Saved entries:
★ ★ ★ ★ ★ ★ ★

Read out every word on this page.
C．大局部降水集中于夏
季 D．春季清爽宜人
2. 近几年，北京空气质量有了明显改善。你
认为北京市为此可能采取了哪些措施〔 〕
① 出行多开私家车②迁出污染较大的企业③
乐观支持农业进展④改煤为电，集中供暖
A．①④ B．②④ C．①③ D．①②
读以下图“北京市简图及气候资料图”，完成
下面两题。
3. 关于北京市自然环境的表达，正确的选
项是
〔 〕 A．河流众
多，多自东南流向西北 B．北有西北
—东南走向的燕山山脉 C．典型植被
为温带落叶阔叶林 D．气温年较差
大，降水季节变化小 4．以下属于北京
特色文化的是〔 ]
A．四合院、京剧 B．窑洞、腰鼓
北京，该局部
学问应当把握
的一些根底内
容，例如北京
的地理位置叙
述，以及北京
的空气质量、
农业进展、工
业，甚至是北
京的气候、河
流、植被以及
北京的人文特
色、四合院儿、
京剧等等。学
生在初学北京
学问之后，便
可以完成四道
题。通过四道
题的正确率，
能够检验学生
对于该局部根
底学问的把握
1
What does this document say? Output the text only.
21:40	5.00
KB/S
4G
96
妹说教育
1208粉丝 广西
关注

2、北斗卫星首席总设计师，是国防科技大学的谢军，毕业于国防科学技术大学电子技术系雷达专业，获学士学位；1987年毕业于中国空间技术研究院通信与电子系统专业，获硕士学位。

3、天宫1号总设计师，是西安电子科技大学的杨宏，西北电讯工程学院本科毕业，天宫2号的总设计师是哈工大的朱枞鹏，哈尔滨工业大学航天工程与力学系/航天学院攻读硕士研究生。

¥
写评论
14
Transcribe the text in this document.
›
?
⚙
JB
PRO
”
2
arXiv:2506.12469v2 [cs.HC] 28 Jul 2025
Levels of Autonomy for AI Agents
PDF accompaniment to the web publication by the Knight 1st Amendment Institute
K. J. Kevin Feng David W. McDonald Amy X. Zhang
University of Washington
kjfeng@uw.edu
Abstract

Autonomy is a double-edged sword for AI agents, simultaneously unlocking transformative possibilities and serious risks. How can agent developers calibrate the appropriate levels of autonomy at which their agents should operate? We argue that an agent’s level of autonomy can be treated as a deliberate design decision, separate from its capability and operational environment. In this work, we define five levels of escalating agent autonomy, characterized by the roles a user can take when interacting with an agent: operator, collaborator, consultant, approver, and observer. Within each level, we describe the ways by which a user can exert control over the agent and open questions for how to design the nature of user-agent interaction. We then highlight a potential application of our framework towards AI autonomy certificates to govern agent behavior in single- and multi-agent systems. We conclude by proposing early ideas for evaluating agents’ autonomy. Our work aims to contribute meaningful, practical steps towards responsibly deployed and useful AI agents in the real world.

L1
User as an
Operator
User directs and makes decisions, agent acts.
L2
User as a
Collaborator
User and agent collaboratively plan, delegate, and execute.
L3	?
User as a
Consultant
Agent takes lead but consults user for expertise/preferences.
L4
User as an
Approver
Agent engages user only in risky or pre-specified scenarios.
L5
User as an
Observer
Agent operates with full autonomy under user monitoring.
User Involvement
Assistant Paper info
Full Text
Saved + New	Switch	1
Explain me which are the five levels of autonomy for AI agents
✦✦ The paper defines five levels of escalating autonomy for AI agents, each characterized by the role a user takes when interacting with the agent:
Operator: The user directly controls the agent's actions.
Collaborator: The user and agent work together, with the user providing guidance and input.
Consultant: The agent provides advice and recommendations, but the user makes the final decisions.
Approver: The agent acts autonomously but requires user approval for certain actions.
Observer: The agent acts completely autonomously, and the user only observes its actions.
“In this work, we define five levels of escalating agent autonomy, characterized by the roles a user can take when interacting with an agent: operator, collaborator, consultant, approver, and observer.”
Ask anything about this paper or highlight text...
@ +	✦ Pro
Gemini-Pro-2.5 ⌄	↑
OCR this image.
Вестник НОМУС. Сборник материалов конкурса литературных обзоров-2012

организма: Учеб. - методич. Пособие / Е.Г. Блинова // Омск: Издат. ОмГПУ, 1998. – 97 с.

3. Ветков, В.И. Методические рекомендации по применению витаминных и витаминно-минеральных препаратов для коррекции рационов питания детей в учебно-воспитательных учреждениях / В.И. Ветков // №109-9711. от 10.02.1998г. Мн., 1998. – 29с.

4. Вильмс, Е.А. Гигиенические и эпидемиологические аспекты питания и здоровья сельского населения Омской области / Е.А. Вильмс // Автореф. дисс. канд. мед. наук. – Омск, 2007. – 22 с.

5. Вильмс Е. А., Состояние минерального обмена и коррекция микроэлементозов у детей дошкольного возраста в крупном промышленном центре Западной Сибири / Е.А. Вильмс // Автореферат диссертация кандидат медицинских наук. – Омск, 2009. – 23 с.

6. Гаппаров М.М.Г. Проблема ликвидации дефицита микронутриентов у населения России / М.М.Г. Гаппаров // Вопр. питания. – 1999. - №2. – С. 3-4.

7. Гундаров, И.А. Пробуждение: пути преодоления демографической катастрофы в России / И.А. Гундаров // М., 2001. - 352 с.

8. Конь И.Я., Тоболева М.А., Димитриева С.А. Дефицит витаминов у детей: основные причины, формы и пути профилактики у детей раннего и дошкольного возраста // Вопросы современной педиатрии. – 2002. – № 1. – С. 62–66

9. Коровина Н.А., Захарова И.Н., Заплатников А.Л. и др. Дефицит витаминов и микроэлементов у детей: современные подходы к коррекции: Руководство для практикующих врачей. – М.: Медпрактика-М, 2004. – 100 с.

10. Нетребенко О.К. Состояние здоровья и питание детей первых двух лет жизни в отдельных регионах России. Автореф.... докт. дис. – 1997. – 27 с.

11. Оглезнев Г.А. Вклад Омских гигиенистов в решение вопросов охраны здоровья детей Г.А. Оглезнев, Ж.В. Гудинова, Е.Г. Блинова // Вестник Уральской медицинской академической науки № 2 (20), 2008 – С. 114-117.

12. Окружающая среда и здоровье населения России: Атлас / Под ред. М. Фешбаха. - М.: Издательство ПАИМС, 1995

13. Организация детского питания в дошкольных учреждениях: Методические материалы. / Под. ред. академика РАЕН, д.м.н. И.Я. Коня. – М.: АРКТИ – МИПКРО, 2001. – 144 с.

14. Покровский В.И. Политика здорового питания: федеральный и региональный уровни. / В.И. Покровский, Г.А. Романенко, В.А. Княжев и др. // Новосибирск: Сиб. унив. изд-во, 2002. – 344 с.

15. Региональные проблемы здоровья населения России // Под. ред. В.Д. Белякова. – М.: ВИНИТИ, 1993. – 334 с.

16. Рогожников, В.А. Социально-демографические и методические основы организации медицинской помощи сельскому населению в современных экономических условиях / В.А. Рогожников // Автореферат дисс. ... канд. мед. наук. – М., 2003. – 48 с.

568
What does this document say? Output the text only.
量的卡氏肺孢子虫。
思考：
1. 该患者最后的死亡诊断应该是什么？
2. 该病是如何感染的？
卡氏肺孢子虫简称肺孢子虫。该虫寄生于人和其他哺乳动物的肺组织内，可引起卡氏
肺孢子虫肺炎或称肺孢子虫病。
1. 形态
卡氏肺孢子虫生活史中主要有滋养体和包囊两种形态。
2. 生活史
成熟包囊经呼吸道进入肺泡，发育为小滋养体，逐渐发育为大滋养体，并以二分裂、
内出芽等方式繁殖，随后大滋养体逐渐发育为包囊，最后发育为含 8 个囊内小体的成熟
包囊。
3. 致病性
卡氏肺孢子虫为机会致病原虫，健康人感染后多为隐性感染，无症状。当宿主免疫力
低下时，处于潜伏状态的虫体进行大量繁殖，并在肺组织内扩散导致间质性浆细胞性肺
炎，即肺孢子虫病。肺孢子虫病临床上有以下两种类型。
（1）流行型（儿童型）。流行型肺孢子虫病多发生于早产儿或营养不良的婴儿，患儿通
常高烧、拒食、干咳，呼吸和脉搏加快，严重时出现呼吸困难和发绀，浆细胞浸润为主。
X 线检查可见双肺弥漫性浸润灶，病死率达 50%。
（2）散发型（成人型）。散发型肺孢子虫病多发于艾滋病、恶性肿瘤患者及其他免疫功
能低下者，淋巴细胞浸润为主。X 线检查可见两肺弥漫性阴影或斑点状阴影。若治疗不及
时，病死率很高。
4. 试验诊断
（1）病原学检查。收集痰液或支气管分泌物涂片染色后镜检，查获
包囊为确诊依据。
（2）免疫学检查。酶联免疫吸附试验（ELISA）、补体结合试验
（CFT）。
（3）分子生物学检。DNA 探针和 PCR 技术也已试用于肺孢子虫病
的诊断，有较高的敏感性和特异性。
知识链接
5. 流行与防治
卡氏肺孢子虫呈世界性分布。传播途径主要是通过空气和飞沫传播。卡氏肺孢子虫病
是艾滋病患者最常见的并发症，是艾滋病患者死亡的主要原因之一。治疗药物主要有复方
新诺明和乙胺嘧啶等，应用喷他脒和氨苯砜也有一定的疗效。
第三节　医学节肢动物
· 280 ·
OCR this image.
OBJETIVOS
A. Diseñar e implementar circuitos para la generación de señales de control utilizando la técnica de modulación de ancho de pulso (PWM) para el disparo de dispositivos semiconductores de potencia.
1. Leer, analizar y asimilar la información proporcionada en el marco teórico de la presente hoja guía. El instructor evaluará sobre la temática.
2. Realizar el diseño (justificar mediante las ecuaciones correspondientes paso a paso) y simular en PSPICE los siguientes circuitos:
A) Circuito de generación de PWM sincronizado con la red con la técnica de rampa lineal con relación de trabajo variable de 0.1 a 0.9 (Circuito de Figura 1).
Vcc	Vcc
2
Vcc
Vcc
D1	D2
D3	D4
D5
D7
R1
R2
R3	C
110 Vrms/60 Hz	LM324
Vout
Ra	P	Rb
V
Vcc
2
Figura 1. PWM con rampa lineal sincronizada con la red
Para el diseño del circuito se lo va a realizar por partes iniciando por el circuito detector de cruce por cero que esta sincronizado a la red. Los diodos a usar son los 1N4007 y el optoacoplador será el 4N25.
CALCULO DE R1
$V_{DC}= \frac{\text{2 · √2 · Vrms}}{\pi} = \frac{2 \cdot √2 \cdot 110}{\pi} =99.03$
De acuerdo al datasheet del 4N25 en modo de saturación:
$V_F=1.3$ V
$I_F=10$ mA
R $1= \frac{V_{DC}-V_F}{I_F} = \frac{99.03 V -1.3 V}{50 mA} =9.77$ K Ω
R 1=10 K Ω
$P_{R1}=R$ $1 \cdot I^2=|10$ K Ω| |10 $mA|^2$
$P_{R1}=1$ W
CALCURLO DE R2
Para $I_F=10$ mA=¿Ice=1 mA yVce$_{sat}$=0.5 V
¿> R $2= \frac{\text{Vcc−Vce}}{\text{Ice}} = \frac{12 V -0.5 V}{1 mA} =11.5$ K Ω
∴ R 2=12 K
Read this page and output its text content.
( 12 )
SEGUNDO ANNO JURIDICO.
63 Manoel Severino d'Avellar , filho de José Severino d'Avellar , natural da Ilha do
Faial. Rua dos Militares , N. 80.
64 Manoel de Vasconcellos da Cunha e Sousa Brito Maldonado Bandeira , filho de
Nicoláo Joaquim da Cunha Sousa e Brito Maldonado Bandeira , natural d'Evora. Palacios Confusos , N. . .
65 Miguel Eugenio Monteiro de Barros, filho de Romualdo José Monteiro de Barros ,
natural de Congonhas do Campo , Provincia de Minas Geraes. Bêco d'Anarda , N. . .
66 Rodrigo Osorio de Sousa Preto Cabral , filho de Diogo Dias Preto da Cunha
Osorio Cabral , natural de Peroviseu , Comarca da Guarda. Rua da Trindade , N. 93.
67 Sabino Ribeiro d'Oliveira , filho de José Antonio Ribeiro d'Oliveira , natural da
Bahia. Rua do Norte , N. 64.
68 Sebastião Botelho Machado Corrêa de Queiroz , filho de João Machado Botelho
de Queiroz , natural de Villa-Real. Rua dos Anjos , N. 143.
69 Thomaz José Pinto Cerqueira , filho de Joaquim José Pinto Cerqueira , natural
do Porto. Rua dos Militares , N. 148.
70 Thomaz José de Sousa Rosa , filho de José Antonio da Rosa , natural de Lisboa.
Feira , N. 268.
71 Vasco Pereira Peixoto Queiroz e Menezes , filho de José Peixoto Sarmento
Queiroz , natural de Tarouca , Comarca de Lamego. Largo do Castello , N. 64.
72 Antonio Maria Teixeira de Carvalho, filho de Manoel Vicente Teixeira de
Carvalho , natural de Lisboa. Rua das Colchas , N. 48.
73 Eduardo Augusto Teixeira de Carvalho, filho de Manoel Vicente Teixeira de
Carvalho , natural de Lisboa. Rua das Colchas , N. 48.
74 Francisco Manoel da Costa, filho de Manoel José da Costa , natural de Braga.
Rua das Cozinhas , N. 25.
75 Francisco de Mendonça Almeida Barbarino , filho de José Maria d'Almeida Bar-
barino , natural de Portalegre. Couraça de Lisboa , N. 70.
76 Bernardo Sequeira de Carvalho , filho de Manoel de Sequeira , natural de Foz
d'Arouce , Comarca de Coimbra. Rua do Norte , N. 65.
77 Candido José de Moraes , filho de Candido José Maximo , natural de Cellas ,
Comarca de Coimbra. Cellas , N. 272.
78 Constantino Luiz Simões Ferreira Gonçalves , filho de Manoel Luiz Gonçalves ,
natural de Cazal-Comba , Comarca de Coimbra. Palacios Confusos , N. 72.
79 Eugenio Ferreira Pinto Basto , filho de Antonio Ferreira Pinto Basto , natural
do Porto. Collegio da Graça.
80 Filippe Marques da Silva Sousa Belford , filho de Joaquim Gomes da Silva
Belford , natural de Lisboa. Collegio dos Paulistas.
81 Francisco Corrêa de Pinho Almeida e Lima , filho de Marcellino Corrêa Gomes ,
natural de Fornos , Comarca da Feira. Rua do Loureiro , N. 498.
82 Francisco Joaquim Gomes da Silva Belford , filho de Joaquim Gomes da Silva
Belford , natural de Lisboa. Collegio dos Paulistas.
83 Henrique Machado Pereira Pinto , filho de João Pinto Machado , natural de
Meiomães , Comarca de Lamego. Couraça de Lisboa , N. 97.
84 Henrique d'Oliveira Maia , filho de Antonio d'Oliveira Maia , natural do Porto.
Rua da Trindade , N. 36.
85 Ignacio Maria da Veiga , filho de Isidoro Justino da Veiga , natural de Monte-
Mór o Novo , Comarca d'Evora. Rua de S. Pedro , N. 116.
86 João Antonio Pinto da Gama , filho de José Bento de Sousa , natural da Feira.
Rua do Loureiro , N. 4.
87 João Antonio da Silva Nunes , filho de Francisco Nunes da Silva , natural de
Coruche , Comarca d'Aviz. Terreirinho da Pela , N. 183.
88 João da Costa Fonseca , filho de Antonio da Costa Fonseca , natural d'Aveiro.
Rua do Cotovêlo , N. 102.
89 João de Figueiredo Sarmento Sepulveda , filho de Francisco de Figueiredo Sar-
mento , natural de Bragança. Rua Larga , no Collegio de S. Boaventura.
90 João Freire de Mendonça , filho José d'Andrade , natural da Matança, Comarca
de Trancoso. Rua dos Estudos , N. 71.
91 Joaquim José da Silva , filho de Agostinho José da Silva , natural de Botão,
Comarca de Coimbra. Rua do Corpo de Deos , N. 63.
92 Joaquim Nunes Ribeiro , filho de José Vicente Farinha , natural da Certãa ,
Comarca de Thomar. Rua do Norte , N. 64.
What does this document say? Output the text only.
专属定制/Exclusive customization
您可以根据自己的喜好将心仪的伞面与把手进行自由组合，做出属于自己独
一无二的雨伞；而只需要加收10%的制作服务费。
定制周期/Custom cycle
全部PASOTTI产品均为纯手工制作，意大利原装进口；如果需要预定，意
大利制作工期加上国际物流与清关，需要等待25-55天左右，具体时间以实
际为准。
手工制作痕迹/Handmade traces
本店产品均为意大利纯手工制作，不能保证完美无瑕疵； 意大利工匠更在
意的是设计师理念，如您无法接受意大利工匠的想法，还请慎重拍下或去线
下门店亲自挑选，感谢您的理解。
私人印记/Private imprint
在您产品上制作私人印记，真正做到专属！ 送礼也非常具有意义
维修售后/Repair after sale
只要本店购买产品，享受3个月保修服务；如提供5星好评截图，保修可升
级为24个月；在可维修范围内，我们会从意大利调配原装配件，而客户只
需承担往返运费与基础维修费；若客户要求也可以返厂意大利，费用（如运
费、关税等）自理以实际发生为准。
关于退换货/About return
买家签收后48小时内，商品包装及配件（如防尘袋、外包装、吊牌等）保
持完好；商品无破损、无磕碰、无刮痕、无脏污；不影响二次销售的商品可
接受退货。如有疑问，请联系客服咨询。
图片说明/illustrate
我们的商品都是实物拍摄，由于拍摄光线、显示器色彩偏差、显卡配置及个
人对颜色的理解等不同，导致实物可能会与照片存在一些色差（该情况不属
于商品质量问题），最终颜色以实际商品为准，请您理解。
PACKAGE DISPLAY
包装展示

★ ★ ★ ★ ★ ★ ★

Select the lines that carry the string "Militares" and copy them.

Faial. Rua dos Militares , N. 80.
do Porto. Rua dos Militares , N. 148.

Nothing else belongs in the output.